-- start RECORDS SUPPLIED --
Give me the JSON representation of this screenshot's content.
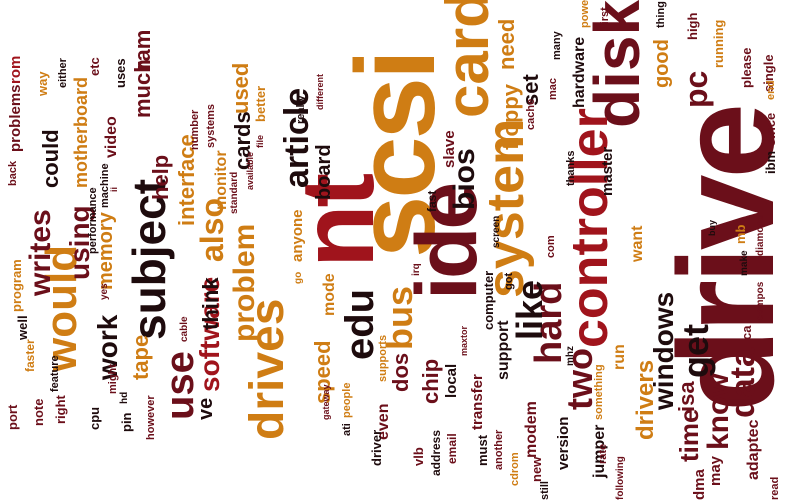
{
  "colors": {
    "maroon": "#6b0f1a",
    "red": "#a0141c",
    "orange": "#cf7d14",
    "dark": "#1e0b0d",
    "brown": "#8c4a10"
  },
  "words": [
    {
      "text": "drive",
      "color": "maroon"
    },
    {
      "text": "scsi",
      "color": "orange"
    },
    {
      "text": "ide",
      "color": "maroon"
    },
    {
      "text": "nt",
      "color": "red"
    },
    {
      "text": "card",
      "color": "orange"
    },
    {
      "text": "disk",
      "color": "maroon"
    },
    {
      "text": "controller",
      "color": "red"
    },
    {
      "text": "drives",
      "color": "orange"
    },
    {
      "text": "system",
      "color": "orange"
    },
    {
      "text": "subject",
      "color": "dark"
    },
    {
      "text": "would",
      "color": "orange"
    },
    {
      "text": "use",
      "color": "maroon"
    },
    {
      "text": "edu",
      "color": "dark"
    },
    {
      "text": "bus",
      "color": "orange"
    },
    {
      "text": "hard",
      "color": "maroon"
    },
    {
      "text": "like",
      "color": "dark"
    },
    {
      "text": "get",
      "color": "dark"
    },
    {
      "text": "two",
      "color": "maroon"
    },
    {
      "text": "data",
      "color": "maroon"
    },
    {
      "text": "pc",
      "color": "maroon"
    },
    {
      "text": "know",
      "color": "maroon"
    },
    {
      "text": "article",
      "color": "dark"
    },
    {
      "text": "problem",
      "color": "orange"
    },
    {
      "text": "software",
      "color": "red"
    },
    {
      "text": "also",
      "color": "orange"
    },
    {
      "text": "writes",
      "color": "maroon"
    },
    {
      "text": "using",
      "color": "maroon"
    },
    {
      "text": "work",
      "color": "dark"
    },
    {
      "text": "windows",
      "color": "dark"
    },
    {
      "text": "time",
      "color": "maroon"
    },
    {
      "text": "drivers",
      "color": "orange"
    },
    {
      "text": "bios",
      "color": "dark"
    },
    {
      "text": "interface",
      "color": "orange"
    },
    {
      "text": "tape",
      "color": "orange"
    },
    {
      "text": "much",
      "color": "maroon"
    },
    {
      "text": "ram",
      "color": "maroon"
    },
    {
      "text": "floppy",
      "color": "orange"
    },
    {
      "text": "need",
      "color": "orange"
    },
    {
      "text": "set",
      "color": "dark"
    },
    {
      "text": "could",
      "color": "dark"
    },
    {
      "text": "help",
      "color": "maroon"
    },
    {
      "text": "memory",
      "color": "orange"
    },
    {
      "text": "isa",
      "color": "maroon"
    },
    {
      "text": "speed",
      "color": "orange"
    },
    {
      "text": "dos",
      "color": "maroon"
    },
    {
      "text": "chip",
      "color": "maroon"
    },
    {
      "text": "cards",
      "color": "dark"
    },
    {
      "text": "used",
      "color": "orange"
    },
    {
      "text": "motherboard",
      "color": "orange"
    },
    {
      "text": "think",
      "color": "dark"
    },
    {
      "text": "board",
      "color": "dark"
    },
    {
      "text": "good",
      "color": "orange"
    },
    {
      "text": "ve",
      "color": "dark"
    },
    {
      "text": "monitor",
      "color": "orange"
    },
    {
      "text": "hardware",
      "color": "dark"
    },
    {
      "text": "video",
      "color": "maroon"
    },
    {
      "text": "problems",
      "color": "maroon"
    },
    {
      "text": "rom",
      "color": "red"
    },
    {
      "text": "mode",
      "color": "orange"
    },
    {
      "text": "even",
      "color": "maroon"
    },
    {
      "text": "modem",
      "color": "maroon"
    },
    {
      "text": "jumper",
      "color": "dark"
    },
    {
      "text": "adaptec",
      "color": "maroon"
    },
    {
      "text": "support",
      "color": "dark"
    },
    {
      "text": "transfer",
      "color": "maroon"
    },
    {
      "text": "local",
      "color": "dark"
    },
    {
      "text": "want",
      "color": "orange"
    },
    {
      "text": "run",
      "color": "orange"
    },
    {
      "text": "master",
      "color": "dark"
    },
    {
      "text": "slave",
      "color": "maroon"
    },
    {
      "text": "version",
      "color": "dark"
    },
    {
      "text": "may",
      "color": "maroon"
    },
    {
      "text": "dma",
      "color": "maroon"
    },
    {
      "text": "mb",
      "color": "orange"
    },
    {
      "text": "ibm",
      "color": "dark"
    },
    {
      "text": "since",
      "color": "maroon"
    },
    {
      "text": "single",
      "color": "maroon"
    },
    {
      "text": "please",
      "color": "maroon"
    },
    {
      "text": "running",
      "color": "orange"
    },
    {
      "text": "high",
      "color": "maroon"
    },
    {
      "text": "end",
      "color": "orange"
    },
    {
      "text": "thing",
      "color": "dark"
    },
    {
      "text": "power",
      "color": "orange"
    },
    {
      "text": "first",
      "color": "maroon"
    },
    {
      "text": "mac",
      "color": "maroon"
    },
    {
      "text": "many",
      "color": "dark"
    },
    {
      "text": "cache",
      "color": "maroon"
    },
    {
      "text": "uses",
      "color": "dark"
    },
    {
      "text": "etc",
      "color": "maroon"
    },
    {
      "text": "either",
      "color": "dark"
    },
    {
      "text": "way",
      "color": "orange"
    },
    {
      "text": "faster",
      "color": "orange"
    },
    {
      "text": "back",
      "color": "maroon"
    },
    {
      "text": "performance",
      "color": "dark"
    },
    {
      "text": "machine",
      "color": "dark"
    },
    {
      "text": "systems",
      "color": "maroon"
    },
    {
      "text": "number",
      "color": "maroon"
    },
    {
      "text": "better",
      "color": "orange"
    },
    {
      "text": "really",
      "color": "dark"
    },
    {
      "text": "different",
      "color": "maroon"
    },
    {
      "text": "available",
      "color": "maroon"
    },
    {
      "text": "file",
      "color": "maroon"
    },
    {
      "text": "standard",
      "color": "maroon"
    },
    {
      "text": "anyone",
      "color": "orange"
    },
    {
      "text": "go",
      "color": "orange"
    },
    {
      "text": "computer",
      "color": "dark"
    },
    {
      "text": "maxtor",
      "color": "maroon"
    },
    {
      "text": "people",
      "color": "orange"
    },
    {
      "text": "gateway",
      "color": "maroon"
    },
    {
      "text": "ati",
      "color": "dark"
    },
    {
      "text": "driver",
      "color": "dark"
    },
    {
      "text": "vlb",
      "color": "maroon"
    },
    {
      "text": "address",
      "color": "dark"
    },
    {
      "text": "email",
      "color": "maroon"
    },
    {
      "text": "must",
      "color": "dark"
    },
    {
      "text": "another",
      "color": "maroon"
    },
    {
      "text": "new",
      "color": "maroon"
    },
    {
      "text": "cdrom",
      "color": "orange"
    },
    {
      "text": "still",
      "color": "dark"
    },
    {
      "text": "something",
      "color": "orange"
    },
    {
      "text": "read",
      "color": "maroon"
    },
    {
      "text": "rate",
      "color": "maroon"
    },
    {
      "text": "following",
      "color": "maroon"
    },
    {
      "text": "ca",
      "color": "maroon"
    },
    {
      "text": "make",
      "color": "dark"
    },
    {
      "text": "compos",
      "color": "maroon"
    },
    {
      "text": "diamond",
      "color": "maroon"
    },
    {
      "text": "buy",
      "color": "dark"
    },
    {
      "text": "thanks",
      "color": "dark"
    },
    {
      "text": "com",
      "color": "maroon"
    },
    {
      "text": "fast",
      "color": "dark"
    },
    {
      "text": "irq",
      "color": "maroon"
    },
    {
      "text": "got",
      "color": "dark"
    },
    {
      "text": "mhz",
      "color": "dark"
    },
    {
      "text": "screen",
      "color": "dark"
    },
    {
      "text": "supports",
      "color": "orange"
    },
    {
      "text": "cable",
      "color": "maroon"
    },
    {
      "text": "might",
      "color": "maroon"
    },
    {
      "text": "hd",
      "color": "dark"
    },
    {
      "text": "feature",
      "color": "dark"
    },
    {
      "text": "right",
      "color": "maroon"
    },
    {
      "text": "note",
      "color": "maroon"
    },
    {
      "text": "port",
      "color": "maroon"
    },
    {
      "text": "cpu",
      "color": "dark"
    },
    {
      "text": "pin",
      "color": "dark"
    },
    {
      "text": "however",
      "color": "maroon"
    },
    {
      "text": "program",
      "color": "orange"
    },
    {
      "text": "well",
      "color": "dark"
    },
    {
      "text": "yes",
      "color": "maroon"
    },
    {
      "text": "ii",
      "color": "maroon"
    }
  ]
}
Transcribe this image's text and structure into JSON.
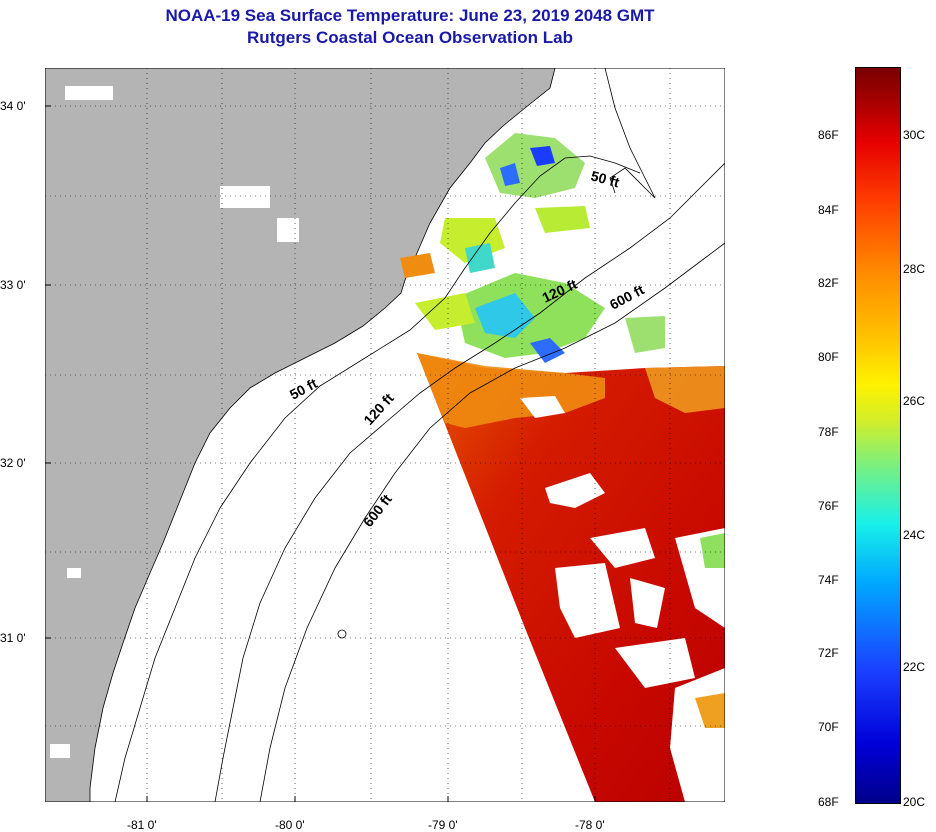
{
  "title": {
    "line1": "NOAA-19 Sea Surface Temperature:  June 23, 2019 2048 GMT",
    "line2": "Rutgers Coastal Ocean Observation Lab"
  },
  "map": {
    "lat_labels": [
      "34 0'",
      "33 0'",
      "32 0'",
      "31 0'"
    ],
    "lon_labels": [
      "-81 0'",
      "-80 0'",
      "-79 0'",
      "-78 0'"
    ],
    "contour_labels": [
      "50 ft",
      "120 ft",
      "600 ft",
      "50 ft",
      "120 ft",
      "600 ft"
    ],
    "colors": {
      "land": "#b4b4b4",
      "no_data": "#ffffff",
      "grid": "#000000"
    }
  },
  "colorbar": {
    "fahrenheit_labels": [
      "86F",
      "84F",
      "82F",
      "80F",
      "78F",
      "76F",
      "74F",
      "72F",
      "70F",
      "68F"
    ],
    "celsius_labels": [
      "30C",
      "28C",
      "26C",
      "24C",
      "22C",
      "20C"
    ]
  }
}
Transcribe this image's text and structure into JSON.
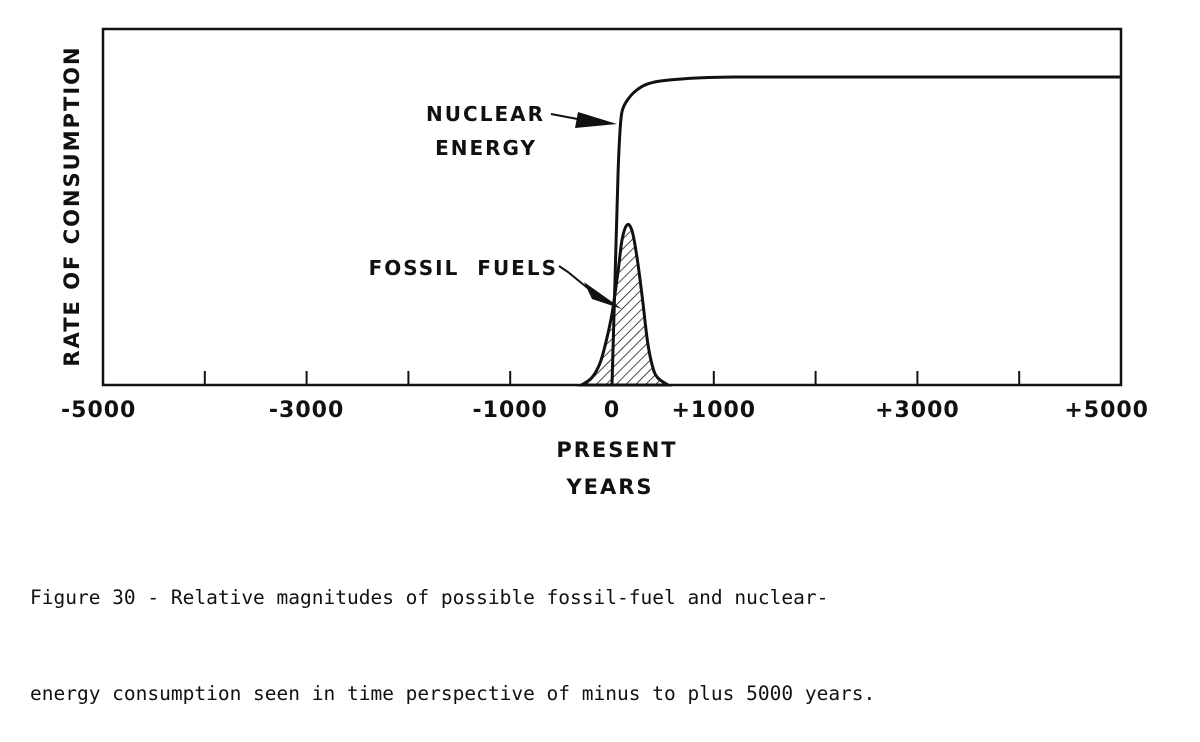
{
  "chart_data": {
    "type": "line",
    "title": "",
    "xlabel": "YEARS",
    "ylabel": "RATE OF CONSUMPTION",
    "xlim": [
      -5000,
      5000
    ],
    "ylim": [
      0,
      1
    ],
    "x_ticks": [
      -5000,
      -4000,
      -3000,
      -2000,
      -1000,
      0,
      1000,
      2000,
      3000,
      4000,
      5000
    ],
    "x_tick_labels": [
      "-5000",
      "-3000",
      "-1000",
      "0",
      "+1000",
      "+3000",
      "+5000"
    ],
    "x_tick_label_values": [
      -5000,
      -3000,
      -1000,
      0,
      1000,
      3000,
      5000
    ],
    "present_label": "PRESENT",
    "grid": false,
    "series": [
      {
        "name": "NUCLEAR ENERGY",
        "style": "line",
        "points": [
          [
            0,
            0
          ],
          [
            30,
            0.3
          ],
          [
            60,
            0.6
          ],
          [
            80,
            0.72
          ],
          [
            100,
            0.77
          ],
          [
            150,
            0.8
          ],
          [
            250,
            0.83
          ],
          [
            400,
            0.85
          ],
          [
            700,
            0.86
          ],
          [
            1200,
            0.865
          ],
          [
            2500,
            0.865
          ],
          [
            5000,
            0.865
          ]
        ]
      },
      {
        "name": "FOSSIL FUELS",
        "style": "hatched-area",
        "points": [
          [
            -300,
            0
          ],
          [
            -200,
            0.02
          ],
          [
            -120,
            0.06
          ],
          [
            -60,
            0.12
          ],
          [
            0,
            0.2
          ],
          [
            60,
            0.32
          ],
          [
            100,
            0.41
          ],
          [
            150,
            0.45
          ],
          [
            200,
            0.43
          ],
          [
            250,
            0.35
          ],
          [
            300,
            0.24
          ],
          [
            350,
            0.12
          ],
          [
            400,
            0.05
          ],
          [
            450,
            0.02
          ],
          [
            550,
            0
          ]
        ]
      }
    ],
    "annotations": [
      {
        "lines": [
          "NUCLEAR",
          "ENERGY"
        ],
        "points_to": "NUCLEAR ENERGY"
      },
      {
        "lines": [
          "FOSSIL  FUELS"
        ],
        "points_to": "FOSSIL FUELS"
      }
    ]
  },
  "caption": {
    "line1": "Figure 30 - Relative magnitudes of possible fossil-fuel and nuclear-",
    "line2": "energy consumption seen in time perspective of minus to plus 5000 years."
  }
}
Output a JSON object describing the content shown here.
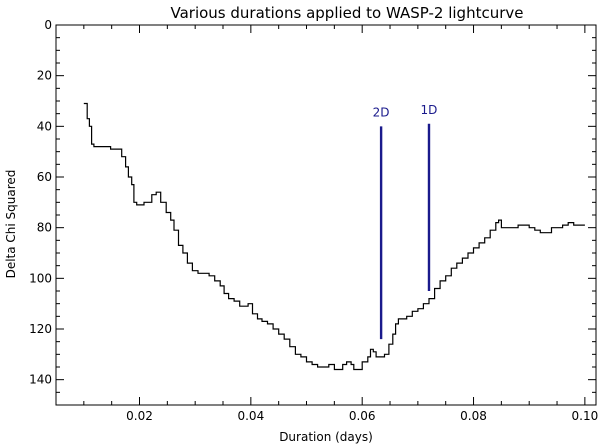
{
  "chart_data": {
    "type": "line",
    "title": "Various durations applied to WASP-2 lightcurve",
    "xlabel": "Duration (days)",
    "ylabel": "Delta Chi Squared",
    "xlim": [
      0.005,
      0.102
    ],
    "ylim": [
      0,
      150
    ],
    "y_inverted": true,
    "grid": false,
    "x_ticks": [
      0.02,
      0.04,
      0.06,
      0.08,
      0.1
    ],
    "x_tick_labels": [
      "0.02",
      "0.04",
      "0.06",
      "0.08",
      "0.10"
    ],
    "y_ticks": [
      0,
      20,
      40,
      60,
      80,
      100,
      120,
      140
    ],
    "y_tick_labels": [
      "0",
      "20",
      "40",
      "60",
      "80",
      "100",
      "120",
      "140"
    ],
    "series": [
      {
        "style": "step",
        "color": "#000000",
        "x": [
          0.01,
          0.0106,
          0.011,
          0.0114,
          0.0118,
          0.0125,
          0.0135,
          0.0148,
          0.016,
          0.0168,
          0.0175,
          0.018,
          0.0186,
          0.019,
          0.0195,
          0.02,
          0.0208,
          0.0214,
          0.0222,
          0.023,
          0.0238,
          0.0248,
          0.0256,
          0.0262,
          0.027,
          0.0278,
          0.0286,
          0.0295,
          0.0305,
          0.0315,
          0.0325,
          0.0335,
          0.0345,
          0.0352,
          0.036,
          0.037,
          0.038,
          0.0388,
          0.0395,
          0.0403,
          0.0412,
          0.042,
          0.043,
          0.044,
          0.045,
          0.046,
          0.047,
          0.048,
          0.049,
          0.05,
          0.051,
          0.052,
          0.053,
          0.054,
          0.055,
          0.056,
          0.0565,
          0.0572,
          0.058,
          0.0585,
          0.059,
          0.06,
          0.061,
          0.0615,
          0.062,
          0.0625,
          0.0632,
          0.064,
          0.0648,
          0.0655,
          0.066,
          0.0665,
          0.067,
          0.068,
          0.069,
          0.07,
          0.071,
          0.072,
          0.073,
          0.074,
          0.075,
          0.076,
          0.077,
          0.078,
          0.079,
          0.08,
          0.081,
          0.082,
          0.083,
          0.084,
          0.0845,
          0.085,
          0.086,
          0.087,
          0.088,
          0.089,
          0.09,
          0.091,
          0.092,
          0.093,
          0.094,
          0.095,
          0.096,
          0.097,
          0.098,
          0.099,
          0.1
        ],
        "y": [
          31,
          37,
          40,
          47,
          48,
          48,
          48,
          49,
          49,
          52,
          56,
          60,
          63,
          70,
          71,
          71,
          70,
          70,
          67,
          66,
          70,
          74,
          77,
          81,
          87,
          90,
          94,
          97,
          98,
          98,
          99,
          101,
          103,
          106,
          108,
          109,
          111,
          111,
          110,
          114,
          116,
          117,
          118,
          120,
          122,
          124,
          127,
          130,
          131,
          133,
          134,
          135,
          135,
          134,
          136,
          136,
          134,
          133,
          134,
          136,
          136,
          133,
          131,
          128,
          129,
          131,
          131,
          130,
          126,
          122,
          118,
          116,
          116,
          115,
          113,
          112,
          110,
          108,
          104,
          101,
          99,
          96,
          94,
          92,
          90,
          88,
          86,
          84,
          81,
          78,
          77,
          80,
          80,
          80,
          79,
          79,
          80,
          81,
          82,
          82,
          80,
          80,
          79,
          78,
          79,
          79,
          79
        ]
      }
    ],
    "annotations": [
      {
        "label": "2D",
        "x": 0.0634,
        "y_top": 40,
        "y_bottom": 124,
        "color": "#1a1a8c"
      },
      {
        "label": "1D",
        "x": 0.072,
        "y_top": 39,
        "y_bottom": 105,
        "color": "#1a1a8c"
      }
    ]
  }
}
-- end RECORDS SUPPLIED --
REQUIREMENTS:
Select every line above that contains the word "style", and copy it.

FINISHED EXERCISE:
        "style": "line",
        "style": "hatched-area",
        "style": "step",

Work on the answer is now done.